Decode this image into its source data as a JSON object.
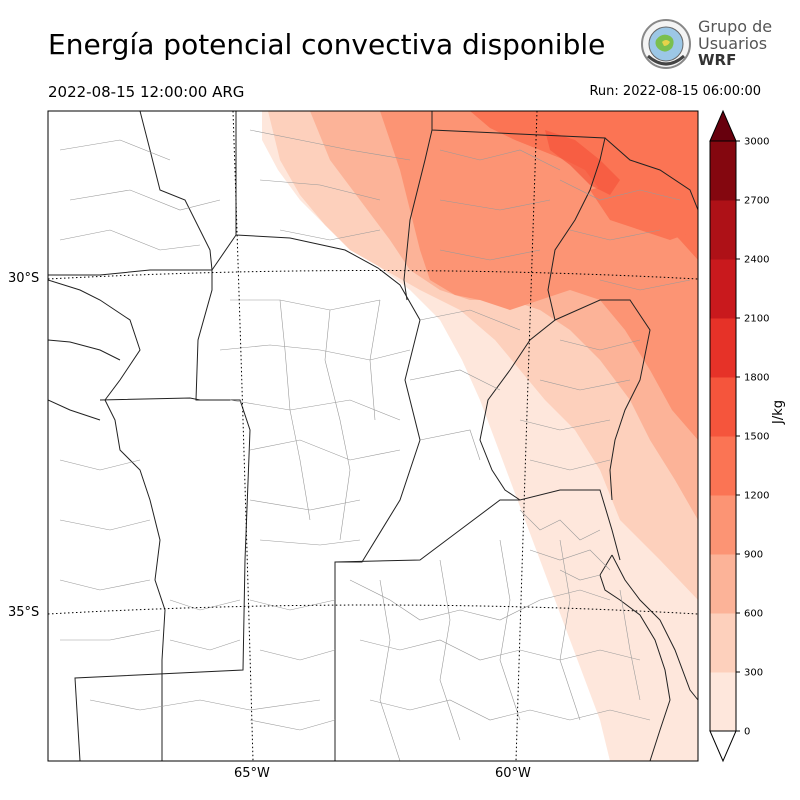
{
  "title": "Energía potencial convectiva disponible",
  "valid_time": "2022-08-15 12:00:00 ARG",
  "run_time": "Run: 2022-08-15 06:00:00",
  "logo": {
    "line1": "Grupo de",
    "line2": "Usuarios",
    "line3": "WRF"
  },
  "gridlines": {
    "lat": [
      {
        "label": "30°S"
      },
      {
        "label": "35°S"
      }
    ],
    "lon": [
      {
        "label": "65°W"
      },
      {
        "label": "60°W"
      }
    ]
  },
  "colorbar": {
    "unit": "J/kg",
    "levels": [
      0,
      300,
      600,
      900,
      1200,
      1500,
      1800,
      2100,
      2400,
      2700,
      3000
    ],
    "tick_labels": [
      "0",
      "300",
      "600",
      "900",
      "1200",
      "1500",
      "1800",
      "2100",
      "2400",
      "2700",
      "3000"
    ],
    "colors": [
      "#fee7dc",
      "#fdd0bc",
      "#fcb398",
      "#fc9474",
      "#fb7454",
      "#f5553c",
      "#e63228",
      "#c9191d",
      "#ae1117",
      "#84070f"
    ],
    "extend_color": "#67000d"
  }
}
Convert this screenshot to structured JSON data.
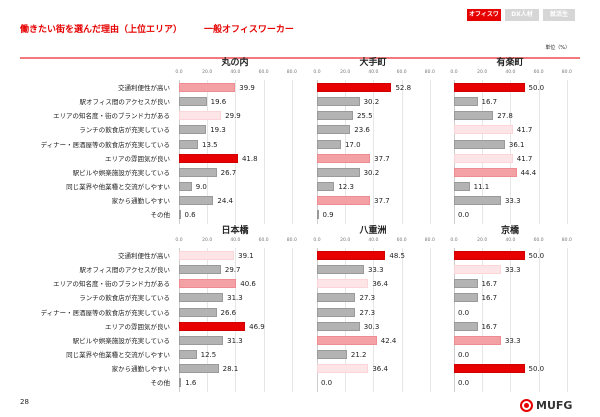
{
  "header": {
    "title": "働きたい街を選んだ理由（上位エリア）",
    "subtitle": "一般オフィスワーカー",
    "unit": "単位（%）",
    "tabs": [
      {
        "label": "オフィスワーカー",
        "active": true
      },
      {
        "label": "DX人材",
        "active": false
      },
      {
        "label": "就活生",
        "active": false
      }
    ]
  },
  "footer": {
    "page": "28",
    "logo": "MUFG"
  },
  "colors": {
    "rank1": "#e60000",
    "rank2": "#f4a1a5",
    "rank3": "#fde4e6",
    "other": "#b3b3b3"
  },
  "chart_data": {
    "type": "bar",
    "orientation": "horizontal",
    "xlim": [
      0,
      80
    ],
    "ticks": [
      "0.0",
      "20.0",
      "40.0",
      "60.0",
      "80.0"
    ],
    "categories": [
      "交通利便性が高い",
      "駅オフィス間のアクセスが良い",
      "エリアの知名度・街のブランド力がある",
      "ランチの飲食店が充実している",
      "ディナー・居酒屋等の飲食店が充実している",
      "エリアの雰囲気が良い",
      "駅ビルや娯楽施設が充実している",
      "同じ業界や他業種と交流がしやすい",
      "家から通勤しやすい",
      "その他"
    ],
    "panels": [
      {
        "title": "丸の内",
        "values": [
          39.9,
          19.6,
          29.9,
          19.3,
          13.5,
          41.8,
          26.7,
          9.0,
          24.4,
          0.6
        ],
        "highlight": [
          2,
          0,
          3,
          0,
          0,
          1,
          0,
          0,
          0,
          0
        ]
      },
      {
        "title": "大手町",
        "values": [
          52.8,
          30.2,
          25.5,
          23.6,
          17.0,
          37.7,
          30.2,
          12.3,
          37.7,
          0.9
        ],
        "highlight": [
          1,
          0,
          0,
          0,
          0,
          2,
          0,
          0,
          2,
          0
        ]
      },
      {
        "title": "有楽町",
        "values": [
          50.0,
          16.7,
          27.8,
          41.7,
          36.1,
          41.7,
          44.4,
          11.1,
          33.3,
          0.0
        ],
        "highlight": [
          1,
          0,
          0,
          3,
          0,
          3,
          2,
          0,
          0,
          0
        ]
      },
      {
        "title": "日本橋",
        "values": [
          39.1,
          29.7,
          40.6,
          31.3,
          26.6,
          46.9,
          31.3,
          12.5,
          28.1,
          1.6
        ],
        "highlight": [
          3,
          0,
          2,
          0,
          0,
          1,
          0,
          0,
          0,
          0
        ]
      },
      {
        "title": "八重洲",
        "values": [
          48.5,
          33.3,
          36.4,
          27.3,
          27.3,
          30.3,
          42.4,
          21.2,
          36.4,
          0.0
        ],
        "highlight": [
          1,
          0,
          3,
          0,
          0,
          0,
          2,
          0,
          3,
          0
        ]
      },
      {
        "title": "京橋",
        "values": [
          50.0,
          33.3,
          16.7,
          16.7,
          0.0,
          16.7,
          33.3,
          0.0,
          50.0,
          0.0
        ],
        "highlight": [
          1,
          3,
          0,
          0,
          0,
          0,
          2,
          0,
          1,
          0
        ]
      }
    ]
  }
}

Task to complete » Leave out the pictures and output every record above precisely as given.

Solution »
Decode this image into its source data as a JSON object.
{
  "title": "Energía potencial convectiva disponible",
  "valid_time": "2022-08-15 12:00:00 ARG",
  "run_time": "Run: 2022-08-15 06:00:00",
  "logo": {
    "line1": "Grupo de",
    "line2": "Usuarios",
    "line3": "WRF"
  },
  "gridlines": {
    "lat": [
      {
        "label": "30°S"
      },
      {
        "label": "35°S"
      }
    ],
    "lon": [
      {
        "label": "65°W"
      },
      {
        "label": "60°W"
      }
    ]
  },
  "colorbar": {
    "unit": "J/kg",
    "levels": [
      0,
      300,
      600,
      900,
      1200,
      1500,
      1800,
      2100,
      2400,
      2700,
      3000
    ],
    "tick_labels": [
      "0",
      "300",
      "600",
      "900",
      "1200",
      "1500",
      "1800",
      "2100",
      "2400",
      "2700",
      "3000"
    ],
    "colors": [
      "#fee7dc",
      "#fdd0bc",
      "#fcb398",
      "#fc9474",
      "#fb7454",
      "#f5553c",
      "#e63228",
      "#c9191d",
      "#ae1117",
      "#84070f"
    ],
    "extend_color": "#67000d"
  }
}
Convert this screenshot to structured JSON data.
{
  "header": {
    "title": "働きたい街を選んだ理由（上位エリア）",
    "subtitle": "一般オフィスワーカー",
    "unit": "単位（%）",
    "tabs": [
      {
        "label": "オフィスワーカー",
        "active": true
      },
      {
        "label": "DX人材",
        "active": false
      },
      {
        "label": "就活生",
        "active": false
      }
    ]
  },
  "footer": {
    "page": "28",
    "logo": "MUFG"
  },
  "colors": {
    "rank1": "#e60000",
    "rank2": "#f4a1a5",
    "rank3": "#fde4e6",
    "other": "#b3b3b3"
  },
  "chart_data": {
    "type": "bar",
    "orientation": "horizontal",
    "xlim": [
      0,
      80
    ],
    "ticks": [
      "0.0",
      "20.0",
      "40.0",
      "60.0",
      "80.0"
    ],
    "categories": [
      "交通利便性が高い",
      "駅オフィス間のアクセスが良い",
      "エリアの知名度・街のブランド力がある",
      "ランチの飲食店が充実している",
      "ディナー・居酒屋等の飲食店が充実している",
      "エリアの雰囲気が良い",
      "駅ビルや娯楽施設が充実している",
      "同じ業界や他業種と交流がしやすい",
      "家から通勤しやすい",
      "その他"
    ],
    "panels": [
      {
        "title": "丸の内",
        "values": [
          39.9,
          19.6,
          29.9,
          19.3,
          13.5,
          41.8,
          26.7,
          9.0,
          24.4,
          0.6
        ],
        "highlight": [
          2,
          0,
          3,
          0,
          0,
          1,
          0,
          0,
          0,
          0
        ]
      },
      {
        "title": "大手町",
        "values": [
          52.8,
          30.2,
          25.5,
          23.6,
          17.0,
          37.7,
          30.2,
          12.3,
          37.7,
          0.9
        ],
        "highlight": [
          1,
          0,
          0,
          0,
          0,
          2,
          0,
          0,
          2,
          0
        ]
      },
      {
        "title": "有楽町",
        "values": [
          50.0,
          16.7,
          27.8,
          41.7,
          36.1,
          41.7,
          44.4,
          11.1,
          33.3,
          0.0
        ],
        "highlight": [
          1,
          0,
          0,
          3,
          0,
          3,
          2,
          0,
          0,
          0
        ]
      },
      {
        "title": "日本橋",
        "values": [
          39.1,
          29.7,
          40.6,
          31.3,
          26.6,
          46.9,
          31.3,
          12.5,
          28.1,
          1.6
        ],
        "highlight": [
          3,
          0,
          2,
          0,
          0,
          1,
          0,
          0,
          0,
          0
        ]
      },
      {
        "title": "八重洲",
        "values": [
          48.5,
          33.3,
          36.4,
          27.3,
          27.3,
          30.3,
          42.4,
          21.2,
          36.4,
          0.0
        ],
        "highlight": [
          1,
          0,
          3,
          0,
          0,
          0,
          2,
          0,
          3,
          0
        ]
      },
      {
        "title": "京橋",
        "values": [
          50.0,
          33.3,
          16.7,
          16.7,
          0.0,
          16.7,
          33.3,
          0.0,
          50.0,
          0.0
        ],
        "highlight": [
          1,
          3,
          0,
          0,
          0,
          0,
          2,
          0,
          1,
          0
        ]
      }
    ]
  }
}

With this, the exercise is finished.